• **提示文**
こんな質問が誰に対しても成立してしまうほどに広く知られ、愛されているジブリのアニメーション作品たち。

そんな「ジブリの世界」と、「日本の工芸」がコラボレーションすることになりました。

この取り組みを通じて「日本の工芸」をもっとオープンなものへと近づけていきたい。そして、人の手で作られるジブリ作品や工芸の魅力を次世代につなげていきたいと、私たちは考えています。

今回、商品開発を担当したスタジオジブリ 商品企画部の市川浩之さん、中川政七商店のデザイナー 榎本雄に、インタビューを実施しました。

※コラボレーション特設ページ

コラボレーションの経緯、どんな想いで商品を開発したのか、そして今後の展望まで。何度も密にやり取りをしながら商品を完成させた2人の話から、スタジオジブリと中川政七商店のものづくりに対する想いを感じていただければと思います。

ものづくりへの”熱意”が第一の判断基準

ーースタジオジブリのキャラクターグッズ開発について、どんな方針を持たれているのか教えて下さい。

• **課題の説明**
提示文によると、商品開発を担当した市川浩之さんはどこの部署に所属していますか？

• **提供資料**
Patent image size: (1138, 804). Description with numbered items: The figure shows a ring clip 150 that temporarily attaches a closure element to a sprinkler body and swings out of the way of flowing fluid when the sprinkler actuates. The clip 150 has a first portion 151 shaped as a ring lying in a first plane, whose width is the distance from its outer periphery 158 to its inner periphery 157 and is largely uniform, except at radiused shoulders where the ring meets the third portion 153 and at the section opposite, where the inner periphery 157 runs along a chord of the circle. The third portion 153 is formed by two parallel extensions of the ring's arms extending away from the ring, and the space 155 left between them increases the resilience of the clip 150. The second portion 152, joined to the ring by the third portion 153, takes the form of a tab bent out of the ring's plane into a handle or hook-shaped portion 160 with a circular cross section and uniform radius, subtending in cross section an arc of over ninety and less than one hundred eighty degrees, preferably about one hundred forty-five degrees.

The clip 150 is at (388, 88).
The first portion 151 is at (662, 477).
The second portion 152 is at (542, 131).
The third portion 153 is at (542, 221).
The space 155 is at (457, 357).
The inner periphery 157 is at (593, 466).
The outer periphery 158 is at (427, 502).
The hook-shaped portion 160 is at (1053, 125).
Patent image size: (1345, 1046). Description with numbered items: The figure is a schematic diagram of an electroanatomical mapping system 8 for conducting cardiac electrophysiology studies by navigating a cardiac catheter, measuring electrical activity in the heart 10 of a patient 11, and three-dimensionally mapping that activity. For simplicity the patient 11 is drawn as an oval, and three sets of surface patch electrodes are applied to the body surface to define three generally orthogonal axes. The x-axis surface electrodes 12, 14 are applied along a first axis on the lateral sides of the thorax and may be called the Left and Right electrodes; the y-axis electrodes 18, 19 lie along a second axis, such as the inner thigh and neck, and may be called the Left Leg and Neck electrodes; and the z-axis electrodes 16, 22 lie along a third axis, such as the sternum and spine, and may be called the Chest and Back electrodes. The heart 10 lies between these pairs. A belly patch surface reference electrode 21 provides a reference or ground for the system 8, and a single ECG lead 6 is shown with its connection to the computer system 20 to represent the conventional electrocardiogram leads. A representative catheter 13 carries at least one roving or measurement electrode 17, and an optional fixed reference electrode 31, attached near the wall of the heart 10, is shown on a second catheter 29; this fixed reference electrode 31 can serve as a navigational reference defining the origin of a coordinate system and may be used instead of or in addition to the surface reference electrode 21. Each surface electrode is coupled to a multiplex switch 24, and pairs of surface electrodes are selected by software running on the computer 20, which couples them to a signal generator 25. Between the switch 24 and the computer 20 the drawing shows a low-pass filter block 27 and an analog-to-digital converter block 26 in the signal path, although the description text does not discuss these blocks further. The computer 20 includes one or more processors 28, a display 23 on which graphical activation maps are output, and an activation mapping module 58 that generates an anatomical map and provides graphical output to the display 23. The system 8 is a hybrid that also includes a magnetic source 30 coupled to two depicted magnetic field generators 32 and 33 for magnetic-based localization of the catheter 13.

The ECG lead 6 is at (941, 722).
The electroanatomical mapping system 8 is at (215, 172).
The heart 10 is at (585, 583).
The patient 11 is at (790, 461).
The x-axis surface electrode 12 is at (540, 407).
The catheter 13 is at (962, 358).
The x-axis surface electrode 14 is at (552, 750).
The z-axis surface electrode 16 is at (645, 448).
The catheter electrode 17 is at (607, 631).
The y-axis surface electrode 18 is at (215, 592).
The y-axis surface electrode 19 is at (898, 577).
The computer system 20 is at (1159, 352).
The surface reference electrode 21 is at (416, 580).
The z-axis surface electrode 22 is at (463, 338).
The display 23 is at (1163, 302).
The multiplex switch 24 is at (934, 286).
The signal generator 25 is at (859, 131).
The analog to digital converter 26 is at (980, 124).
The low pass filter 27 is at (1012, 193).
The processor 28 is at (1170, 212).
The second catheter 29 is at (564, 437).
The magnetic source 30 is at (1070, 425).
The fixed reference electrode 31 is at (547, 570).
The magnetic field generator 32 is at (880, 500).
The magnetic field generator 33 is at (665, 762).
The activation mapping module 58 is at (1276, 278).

• **課題への解答**
スタジオジブリの商品企画部です。